* WHAT IS BEING ASKED: Return every line below in which "průzkumu" appears.

Records from a data collection

────────────────

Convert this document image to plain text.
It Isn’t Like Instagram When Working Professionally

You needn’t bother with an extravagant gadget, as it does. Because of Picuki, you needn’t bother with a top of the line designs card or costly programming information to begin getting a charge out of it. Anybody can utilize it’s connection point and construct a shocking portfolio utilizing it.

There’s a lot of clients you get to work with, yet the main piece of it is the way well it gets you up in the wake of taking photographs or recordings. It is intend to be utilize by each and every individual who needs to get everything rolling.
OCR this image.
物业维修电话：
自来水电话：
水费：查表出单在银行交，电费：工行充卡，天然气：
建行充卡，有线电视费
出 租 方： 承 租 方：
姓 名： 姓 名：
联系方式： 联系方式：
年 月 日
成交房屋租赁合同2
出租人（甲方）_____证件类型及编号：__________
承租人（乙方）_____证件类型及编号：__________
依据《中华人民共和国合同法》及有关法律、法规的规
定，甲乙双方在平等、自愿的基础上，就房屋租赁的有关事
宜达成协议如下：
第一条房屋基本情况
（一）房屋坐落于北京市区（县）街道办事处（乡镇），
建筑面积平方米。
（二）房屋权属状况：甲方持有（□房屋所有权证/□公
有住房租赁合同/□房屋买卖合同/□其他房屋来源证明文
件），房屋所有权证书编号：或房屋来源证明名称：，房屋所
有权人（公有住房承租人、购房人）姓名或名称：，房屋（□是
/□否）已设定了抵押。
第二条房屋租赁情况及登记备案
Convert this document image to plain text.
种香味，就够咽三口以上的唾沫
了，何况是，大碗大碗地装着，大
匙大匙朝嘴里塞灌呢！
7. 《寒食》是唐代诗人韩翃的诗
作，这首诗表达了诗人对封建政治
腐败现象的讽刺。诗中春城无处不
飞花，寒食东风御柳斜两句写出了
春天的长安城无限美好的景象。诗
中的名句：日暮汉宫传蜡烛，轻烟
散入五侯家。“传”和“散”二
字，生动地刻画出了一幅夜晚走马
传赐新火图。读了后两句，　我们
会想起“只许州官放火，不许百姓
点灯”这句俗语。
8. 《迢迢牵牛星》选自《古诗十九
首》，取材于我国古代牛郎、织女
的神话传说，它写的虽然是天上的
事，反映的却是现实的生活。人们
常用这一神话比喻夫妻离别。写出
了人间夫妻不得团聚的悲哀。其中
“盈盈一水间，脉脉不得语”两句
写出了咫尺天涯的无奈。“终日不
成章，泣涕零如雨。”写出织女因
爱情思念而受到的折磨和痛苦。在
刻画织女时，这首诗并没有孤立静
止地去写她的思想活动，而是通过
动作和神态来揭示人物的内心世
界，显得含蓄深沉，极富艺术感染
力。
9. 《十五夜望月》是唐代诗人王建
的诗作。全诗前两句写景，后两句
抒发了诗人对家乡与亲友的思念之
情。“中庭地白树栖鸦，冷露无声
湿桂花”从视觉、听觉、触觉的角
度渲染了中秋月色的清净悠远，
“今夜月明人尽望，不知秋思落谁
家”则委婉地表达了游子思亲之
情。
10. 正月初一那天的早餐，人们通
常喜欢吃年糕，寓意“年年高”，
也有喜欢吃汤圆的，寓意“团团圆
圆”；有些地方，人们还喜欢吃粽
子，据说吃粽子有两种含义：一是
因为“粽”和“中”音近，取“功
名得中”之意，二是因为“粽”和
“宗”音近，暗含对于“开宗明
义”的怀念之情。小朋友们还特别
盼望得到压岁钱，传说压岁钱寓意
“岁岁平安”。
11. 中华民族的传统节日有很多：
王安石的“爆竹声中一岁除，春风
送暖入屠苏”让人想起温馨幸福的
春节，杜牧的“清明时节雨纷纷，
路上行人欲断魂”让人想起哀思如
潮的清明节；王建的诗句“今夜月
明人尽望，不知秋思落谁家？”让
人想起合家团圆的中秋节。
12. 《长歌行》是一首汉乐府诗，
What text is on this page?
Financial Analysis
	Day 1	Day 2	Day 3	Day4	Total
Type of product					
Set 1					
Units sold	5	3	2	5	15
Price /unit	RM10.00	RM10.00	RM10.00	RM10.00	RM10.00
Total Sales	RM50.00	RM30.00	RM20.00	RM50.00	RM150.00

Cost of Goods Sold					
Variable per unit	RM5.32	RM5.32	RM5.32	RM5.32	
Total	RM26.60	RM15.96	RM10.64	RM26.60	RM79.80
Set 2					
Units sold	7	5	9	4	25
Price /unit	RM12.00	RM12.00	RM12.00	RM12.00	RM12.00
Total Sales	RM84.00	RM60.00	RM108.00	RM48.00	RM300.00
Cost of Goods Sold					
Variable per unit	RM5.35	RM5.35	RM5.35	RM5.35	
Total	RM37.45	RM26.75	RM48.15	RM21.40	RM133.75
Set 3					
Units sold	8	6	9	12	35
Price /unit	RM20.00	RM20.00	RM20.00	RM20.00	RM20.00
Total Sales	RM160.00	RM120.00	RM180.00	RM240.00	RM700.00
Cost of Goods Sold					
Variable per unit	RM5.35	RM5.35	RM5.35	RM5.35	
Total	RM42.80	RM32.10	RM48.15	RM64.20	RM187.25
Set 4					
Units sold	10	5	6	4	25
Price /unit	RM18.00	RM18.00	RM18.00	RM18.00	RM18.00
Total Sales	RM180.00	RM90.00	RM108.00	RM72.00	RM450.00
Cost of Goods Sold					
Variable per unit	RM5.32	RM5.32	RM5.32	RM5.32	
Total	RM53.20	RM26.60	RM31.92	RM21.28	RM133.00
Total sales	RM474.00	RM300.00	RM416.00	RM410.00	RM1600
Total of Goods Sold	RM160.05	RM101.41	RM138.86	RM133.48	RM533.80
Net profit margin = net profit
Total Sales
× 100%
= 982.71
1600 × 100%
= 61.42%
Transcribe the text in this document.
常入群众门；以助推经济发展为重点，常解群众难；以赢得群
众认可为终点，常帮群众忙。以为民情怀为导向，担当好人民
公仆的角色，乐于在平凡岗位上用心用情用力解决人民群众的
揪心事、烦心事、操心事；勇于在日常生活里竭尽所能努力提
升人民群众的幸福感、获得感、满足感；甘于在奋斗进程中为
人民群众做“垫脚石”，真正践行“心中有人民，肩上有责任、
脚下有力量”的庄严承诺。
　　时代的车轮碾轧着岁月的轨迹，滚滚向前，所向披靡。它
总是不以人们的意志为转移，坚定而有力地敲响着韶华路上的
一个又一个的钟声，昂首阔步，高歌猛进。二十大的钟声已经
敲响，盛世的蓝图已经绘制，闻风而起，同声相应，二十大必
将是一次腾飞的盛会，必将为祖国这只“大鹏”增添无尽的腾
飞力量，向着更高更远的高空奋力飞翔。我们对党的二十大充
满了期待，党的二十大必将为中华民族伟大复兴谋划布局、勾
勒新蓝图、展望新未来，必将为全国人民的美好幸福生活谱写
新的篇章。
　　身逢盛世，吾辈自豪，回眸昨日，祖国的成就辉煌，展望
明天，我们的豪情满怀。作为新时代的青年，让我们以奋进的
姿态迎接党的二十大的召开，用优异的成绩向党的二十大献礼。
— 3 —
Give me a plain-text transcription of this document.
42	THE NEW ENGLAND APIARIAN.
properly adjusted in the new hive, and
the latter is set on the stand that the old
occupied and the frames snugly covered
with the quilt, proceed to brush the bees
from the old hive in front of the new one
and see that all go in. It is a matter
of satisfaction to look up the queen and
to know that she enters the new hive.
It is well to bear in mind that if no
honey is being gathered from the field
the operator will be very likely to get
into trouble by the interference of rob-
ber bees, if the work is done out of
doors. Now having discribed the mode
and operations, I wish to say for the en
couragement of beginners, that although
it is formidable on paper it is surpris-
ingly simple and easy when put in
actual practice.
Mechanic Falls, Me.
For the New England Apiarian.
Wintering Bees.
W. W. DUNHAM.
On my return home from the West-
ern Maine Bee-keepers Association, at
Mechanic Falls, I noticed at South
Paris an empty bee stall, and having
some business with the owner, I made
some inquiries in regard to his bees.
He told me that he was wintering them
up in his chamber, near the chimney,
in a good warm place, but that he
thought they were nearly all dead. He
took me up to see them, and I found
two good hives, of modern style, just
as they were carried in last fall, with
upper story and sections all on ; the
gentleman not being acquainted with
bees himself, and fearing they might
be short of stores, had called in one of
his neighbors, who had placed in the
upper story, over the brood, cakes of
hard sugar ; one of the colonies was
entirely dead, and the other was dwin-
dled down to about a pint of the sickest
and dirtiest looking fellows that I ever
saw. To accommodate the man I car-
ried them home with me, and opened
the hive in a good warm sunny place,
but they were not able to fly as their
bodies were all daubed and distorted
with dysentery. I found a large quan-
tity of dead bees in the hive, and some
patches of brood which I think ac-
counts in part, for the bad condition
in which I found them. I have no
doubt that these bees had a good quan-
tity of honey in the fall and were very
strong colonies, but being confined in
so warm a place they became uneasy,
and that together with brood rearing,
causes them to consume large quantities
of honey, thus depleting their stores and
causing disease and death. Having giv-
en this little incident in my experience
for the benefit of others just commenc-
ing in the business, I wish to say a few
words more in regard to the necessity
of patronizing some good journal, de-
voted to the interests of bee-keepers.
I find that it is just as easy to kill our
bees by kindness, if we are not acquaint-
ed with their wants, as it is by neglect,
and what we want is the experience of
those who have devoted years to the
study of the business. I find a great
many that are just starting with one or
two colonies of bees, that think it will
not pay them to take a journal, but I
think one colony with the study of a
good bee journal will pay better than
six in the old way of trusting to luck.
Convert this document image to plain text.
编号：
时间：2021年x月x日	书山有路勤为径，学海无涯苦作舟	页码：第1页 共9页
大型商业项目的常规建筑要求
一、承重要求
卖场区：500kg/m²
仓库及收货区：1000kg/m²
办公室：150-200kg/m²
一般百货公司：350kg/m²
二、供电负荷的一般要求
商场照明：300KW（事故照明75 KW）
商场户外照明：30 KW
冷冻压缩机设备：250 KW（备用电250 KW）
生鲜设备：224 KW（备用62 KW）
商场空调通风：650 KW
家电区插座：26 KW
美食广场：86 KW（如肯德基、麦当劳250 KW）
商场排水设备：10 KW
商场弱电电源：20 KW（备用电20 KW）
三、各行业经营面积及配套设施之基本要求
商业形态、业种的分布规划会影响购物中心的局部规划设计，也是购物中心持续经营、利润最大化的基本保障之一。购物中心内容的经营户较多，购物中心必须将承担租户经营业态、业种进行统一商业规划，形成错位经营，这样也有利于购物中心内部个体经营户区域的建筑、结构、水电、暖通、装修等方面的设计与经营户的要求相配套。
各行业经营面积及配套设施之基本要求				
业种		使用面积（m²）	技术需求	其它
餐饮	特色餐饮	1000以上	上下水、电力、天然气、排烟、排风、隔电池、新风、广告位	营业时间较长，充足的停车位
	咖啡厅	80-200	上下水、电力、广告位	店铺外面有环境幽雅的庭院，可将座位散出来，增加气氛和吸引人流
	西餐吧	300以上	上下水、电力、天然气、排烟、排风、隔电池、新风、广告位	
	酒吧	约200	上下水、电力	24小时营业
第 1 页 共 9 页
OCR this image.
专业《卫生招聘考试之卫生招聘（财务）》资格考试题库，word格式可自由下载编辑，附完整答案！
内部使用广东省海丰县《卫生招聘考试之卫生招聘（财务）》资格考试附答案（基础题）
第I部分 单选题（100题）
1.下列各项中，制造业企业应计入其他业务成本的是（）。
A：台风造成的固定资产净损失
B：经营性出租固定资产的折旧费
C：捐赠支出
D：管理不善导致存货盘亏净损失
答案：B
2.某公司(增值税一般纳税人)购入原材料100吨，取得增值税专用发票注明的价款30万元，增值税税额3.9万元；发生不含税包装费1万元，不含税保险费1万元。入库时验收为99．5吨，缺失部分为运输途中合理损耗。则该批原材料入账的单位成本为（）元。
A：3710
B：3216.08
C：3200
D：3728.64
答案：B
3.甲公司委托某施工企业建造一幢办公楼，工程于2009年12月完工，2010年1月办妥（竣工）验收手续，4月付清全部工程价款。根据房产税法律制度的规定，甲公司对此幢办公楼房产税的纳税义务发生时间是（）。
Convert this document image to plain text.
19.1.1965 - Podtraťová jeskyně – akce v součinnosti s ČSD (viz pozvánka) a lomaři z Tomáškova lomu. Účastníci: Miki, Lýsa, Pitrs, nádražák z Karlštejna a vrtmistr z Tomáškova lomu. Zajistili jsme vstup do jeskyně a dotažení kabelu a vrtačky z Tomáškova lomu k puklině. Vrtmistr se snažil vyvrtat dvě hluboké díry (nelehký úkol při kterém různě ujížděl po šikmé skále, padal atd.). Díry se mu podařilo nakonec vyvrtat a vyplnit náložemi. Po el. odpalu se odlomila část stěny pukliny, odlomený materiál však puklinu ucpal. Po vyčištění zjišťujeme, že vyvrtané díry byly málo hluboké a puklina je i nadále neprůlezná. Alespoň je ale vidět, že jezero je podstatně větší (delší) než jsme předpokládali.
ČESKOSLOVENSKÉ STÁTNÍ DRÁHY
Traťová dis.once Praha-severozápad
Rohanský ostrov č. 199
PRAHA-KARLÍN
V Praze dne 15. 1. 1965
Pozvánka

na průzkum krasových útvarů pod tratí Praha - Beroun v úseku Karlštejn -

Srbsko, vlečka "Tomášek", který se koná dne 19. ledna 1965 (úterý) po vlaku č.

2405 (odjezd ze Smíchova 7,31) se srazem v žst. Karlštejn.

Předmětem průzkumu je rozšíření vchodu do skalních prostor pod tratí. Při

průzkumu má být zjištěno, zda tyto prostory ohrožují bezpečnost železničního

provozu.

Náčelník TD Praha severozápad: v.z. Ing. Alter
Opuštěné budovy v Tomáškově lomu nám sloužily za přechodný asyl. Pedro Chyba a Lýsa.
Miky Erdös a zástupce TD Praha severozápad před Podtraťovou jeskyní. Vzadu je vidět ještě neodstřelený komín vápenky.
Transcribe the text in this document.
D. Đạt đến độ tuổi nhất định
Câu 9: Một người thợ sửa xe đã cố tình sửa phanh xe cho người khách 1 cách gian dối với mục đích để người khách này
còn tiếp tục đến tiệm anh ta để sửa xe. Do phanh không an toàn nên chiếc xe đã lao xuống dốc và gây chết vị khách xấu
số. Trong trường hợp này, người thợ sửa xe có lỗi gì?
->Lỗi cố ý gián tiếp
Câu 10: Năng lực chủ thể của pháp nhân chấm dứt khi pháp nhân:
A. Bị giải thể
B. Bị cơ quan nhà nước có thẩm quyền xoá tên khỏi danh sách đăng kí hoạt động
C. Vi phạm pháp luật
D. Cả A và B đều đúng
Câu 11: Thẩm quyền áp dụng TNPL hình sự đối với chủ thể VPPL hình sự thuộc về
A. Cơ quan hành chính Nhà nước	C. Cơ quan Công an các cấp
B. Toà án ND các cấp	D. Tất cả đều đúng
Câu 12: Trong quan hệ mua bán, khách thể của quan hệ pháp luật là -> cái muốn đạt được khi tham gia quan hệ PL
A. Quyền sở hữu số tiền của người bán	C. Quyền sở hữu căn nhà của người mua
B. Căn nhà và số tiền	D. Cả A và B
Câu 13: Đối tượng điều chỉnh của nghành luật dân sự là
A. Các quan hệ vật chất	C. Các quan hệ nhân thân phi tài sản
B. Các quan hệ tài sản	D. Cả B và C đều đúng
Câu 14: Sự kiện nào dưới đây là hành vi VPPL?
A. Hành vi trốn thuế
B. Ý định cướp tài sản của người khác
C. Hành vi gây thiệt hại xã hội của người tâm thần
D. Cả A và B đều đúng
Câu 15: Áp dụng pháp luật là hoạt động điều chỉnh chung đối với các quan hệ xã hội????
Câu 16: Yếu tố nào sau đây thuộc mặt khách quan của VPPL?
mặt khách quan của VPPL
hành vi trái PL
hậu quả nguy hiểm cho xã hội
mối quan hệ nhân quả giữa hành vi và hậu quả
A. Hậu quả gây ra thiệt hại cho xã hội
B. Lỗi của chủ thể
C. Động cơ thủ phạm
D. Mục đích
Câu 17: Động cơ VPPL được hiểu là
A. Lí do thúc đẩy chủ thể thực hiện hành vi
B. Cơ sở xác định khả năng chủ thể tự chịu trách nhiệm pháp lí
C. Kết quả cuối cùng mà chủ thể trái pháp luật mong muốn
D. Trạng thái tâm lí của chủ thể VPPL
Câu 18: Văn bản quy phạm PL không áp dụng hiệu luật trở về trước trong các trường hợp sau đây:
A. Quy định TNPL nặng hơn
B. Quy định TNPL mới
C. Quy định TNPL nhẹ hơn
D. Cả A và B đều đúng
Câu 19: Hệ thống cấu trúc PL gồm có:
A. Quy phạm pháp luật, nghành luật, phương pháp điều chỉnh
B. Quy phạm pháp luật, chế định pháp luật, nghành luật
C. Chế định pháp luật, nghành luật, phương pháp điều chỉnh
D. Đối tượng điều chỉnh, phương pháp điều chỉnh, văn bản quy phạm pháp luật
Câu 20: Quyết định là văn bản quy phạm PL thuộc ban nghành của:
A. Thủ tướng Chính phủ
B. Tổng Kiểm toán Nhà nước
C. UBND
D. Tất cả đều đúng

────────────────

* REPLY:
Předmětem průzkumu je rozšíření vchodu do skalních prostor pod tratí. Při
průzkumu má být zjištěno, zda tyto prostory ohrožují bezpečnost železničního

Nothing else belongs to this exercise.